- _EXERCISE DETAILS_
Copy the entries below exactly. Images do not belong in the copy.

- _DATA EXTRACT_

>>

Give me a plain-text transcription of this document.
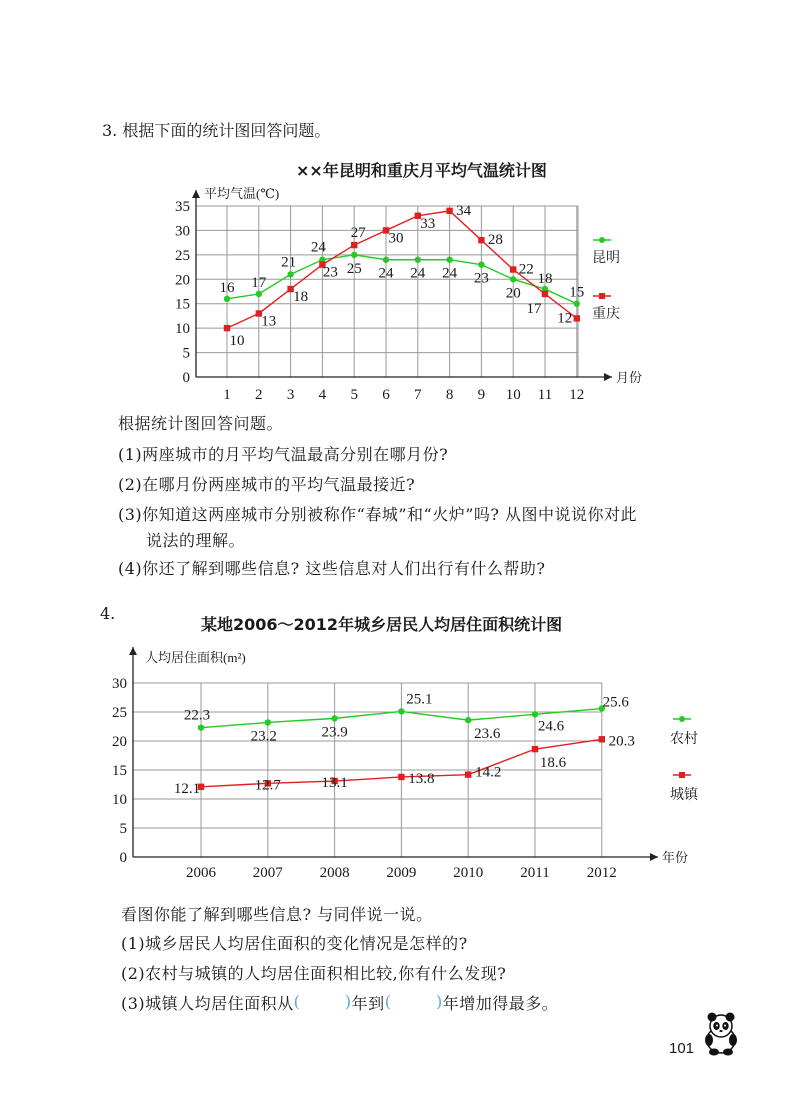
3. 根据下面的统计图回答问题。
××年昆明和重庆月平均气温统计图
0
5
10
15
20
25
30
35
1 2 3 4 5 6 7 8 9 10 11 12
平均气温(℃)
月份
16 17
21
24
25 24 24 24 23
20
18
15
昆明
10
13
18
23
27 30
33
34
28
22
17
12 重庆
0
5
10
15
20
25
30
2006 2007 2008 2009 2010 2011 2012
人均居住面积(m²)
年份
22.3
23.2	23.9
25.1
23.6	24.6
25.6
农村
12.1	12.7	13.1	13.8	14.2
18.6
20.3
城镇
根据统计图回答问题。
(1)两座城市的月平均气温最高分别在哪月份?
(2)在哪月份两座城市的平均气温最接近?
(3)你知道这两座城市分别被称作“春城”和“火炉”吗? 从图中说说你对此
说法的理解。
(4)你还了解到哪些信息? 这些信息对人们出行有什么帮助?
4.
某地2006～2012年城乡居民人均居住面积统计图
看图你能了解到哪些信息? 与同伴说一说。
(1)城乡居民人均居住面积的变化情况是怎样的?
(2)农村与城镇的人均居住面积相比较,你有什么发现?
(3)城镇人均居住面积从 ( )	年到 ( )	年增加得最多。
101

<<

- _WRITTEN RESPONSE_
Give me a plain-text transcription of this document.
3. 根据下面的统计图回答问题。
××年昆明和重庆月平均气温统计图
0
5
10
15
20
25
30
35
1 2 3 4 5 6 7 8 9 10 11 12
平均气温(℃)
月份
16 17
21
24
25 24 24 24 23
20
18
15
昆明
10
13
18
23
27 30
33
34
28
22
17
12 重庆
0
5
10
15
20
25
30
2006 2007 2008 2009 2010 2011 2012
人均居住面积(m²)
年份
22.3
23.2	23.9
25.1
23.6	24.6
25.6
农村
12.1	12.7	13.1	13.8	14.2
18.6
20.3
城镇
根据统计图回答问题。
(1)两座城市的月平均气温最高分别在哪月份?
(2)在哪月份两座城市的平均气温最接近?
(3)你知道这两座城市分别被称作“春城”和“火炉”吗? 从图中说说你对此
说法的理解。
(4)你还了解到哪些信息? 这些信息对人们出行有什么帮助?
4.
某地2006～2012年城乡居民人均居住面积统计图
看图你能了解到哪些信息? 与同伴说一说。
(1)城乡居民人均居住面积的变化情况是怎样的?
(2)农村与城镇的人均居住面积相比较,你有什么发现?
(3)城镇人均居住面积从 ( )	年到 ( )	年增加得最多。
101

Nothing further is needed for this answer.